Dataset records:

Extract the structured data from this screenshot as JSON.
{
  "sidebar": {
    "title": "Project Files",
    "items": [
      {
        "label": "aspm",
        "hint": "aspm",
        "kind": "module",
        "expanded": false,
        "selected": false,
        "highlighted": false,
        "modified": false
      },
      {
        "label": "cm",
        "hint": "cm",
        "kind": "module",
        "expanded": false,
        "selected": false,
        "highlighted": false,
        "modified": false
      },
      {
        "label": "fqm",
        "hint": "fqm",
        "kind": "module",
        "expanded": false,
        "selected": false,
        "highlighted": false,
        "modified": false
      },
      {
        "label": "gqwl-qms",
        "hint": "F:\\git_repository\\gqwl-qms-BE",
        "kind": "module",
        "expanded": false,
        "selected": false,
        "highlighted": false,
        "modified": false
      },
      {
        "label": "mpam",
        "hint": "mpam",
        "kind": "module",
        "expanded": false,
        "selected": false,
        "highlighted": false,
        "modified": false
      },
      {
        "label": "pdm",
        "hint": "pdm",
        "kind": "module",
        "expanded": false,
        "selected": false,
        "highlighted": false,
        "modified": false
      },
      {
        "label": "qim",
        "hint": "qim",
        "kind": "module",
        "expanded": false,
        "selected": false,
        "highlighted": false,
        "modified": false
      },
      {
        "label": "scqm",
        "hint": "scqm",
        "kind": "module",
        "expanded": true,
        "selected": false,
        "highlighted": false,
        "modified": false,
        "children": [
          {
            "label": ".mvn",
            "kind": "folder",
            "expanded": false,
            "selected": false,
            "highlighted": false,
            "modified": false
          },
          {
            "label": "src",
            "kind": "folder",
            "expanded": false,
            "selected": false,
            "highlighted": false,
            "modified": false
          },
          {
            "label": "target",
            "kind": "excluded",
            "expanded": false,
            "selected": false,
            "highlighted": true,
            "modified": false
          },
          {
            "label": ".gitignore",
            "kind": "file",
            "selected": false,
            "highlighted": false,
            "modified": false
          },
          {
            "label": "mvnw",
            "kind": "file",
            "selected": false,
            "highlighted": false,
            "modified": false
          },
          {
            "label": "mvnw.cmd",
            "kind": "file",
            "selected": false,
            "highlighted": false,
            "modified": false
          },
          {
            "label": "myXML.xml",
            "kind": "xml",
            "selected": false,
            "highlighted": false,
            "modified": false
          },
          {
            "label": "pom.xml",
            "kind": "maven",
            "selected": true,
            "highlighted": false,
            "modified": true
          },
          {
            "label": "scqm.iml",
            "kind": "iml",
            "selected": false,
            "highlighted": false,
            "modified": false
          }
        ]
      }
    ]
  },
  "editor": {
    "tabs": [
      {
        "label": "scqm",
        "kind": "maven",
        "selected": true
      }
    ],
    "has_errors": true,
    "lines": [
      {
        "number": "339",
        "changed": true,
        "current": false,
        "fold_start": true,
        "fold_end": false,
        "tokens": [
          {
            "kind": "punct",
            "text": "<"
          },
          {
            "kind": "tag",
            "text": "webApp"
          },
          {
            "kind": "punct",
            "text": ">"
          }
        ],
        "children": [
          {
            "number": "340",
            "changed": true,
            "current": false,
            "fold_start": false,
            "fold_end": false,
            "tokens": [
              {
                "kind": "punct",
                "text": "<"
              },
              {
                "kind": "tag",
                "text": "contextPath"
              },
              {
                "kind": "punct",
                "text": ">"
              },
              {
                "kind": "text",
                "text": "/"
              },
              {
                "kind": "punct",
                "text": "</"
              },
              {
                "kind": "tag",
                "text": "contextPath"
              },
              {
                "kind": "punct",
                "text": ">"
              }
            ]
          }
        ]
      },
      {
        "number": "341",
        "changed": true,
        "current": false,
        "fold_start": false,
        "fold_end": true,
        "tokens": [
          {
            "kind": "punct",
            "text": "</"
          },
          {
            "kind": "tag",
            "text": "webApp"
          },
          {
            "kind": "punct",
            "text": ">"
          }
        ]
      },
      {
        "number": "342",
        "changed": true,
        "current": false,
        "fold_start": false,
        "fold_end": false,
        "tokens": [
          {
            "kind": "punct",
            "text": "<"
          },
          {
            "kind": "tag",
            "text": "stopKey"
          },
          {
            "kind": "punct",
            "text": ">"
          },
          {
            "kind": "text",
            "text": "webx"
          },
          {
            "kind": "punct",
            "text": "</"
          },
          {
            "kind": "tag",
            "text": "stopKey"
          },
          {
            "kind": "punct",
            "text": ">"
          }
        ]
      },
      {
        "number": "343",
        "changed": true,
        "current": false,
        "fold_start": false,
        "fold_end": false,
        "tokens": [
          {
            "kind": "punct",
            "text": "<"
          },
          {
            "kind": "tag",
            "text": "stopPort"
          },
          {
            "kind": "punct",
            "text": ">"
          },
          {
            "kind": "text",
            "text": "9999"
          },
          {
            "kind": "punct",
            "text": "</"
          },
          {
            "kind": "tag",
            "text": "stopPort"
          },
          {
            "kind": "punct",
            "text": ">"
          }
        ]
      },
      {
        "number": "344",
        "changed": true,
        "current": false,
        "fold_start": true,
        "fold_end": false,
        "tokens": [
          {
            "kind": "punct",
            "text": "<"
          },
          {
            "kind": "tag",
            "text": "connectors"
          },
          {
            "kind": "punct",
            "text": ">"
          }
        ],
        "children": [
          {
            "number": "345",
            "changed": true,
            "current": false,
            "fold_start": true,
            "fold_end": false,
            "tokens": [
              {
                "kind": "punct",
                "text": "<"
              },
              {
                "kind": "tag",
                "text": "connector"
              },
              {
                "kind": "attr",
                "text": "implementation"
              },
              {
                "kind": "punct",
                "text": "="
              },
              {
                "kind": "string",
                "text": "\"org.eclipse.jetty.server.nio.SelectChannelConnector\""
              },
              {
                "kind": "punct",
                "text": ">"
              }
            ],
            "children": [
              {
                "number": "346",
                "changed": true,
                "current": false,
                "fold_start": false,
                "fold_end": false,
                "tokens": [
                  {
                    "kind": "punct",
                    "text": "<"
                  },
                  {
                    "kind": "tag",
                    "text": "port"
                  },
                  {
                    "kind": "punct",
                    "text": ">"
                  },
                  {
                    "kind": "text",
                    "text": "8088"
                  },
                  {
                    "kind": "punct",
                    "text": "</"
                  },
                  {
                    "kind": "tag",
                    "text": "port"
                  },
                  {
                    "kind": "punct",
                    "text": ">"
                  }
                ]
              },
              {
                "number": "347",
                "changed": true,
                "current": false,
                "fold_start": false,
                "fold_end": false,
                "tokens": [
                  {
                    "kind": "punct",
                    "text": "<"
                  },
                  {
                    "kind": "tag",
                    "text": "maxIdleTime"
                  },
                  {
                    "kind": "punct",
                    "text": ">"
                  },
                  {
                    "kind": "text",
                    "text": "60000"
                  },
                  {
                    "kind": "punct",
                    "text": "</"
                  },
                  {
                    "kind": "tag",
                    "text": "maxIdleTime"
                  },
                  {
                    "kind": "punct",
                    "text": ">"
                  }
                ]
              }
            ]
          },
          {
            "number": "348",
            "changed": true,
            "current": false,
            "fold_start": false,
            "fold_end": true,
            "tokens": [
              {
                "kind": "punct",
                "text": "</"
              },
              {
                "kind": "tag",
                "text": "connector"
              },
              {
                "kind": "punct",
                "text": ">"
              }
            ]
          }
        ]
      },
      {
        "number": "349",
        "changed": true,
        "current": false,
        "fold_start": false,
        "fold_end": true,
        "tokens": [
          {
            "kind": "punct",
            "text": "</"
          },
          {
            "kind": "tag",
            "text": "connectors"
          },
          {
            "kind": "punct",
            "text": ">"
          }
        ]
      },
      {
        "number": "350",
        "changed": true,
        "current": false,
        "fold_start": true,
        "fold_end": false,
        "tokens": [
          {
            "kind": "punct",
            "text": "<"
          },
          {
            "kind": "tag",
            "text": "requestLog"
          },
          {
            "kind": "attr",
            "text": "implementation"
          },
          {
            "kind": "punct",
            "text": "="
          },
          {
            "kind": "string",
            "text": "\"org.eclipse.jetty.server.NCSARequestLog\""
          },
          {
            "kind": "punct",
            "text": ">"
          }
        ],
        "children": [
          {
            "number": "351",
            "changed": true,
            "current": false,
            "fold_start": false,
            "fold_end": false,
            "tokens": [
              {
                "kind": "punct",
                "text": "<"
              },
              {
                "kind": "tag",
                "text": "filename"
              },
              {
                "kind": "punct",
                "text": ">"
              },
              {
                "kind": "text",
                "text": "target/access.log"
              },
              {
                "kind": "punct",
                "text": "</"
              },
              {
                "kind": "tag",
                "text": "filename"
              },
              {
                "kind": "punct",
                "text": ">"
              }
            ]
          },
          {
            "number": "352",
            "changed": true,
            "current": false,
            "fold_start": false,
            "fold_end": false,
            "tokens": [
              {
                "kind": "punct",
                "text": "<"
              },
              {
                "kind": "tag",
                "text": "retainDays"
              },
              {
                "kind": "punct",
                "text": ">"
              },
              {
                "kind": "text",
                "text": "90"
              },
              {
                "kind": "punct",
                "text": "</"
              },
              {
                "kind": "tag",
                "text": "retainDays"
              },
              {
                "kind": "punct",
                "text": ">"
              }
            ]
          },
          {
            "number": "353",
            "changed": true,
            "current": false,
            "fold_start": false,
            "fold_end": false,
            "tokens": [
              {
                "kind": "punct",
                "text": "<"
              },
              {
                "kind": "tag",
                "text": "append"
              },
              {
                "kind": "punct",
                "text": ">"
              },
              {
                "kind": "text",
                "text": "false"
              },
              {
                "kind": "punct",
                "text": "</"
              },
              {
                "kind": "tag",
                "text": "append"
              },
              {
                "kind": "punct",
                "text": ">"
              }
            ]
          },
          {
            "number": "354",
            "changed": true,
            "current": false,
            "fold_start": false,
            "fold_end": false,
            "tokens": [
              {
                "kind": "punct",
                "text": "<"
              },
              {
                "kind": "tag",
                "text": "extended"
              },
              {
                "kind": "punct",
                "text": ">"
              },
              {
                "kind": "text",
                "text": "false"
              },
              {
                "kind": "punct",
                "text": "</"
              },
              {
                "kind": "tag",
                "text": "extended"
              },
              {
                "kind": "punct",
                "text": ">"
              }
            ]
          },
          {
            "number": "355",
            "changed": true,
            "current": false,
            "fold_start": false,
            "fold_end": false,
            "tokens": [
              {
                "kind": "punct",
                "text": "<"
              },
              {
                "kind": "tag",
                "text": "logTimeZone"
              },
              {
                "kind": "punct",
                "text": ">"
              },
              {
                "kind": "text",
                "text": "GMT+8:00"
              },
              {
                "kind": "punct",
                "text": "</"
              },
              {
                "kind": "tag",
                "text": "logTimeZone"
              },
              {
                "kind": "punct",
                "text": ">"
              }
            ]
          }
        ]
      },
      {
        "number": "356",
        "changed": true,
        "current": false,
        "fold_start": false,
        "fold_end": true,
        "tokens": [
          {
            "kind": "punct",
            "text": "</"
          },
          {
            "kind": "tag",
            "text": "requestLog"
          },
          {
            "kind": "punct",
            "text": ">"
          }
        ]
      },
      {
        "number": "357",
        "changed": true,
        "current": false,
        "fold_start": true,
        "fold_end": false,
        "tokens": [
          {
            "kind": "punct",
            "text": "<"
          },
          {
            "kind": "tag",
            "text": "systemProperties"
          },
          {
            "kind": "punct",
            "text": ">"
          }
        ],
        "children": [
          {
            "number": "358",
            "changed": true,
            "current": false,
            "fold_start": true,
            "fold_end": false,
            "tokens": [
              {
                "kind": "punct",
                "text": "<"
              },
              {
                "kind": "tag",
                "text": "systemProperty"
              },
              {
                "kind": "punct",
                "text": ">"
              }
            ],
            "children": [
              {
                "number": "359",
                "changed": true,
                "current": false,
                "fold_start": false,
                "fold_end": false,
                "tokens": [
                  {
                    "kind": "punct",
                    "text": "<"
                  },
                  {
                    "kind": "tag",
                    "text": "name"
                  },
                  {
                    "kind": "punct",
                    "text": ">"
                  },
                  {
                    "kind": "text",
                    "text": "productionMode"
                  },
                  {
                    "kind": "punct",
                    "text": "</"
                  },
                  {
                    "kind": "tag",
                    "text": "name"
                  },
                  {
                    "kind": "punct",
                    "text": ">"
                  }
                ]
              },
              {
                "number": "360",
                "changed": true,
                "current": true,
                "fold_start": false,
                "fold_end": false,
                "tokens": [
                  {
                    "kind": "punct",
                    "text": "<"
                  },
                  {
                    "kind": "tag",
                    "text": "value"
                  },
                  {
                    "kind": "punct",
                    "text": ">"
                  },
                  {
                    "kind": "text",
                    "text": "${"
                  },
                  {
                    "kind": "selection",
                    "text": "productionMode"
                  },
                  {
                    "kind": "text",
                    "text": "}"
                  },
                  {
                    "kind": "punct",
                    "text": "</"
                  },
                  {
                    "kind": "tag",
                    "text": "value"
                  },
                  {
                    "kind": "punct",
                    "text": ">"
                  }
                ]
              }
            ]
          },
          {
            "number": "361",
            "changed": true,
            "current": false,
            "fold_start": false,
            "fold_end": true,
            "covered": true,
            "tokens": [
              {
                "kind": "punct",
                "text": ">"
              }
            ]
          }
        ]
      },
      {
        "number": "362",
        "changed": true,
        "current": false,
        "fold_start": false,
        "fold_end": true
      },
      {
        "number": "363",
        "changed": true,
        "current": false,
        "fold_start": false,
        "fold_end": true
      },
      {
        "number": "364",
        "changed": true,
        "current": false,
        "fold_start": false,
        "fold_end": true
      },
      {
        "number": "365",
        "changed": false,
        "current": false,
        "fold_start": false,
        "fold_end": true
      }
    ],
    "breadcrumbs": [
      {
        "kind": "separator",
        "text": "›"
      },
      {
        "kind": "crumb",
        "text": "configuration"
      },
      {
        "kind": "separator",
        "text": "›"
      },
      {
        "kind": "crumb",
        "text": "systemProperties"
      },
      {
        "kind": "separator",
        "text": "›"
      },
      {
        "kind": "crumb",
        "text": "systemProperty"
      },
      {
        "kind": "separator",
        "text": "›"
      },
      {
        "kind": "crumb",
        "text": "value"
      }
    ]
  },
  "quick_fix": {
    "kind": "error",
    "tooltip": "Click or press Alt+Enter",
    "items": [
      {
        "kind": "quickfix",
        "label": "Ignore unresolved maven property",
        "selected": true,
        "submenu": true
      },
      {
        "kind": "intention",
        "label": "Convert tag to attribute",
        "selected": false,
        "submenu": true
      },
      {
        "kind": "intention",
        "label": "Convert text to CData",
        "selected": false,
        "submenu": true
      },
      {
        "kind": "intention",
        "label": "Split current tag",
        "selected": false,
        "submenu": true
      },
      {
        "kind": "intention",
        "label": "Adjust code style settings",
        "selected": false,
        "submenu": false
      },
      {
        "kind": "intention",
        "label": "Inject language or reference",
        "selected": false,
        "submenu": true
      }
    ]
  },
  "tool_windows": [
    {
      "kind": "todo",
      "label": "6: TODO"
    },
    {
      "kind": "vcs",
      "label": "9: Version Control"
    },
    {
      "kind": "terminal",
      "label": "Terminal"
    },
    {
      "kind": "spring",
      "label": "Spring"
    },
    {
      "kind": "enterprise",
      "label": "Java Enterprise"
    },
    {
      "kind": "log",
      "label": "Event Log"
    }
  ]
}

*Stated goal*. Gather every line from the listing above in which the word "hint" appears.

*In response*.
        "hint": "aspm",
        "hint": "cm",
        "hint": "fqm",
        "hint": "F:\\git_repository\\gqwl-qms-BE",
        "hint": "mpam",
        "hint": "pdm",
        "hint": "qim",
        "hint": "scqm",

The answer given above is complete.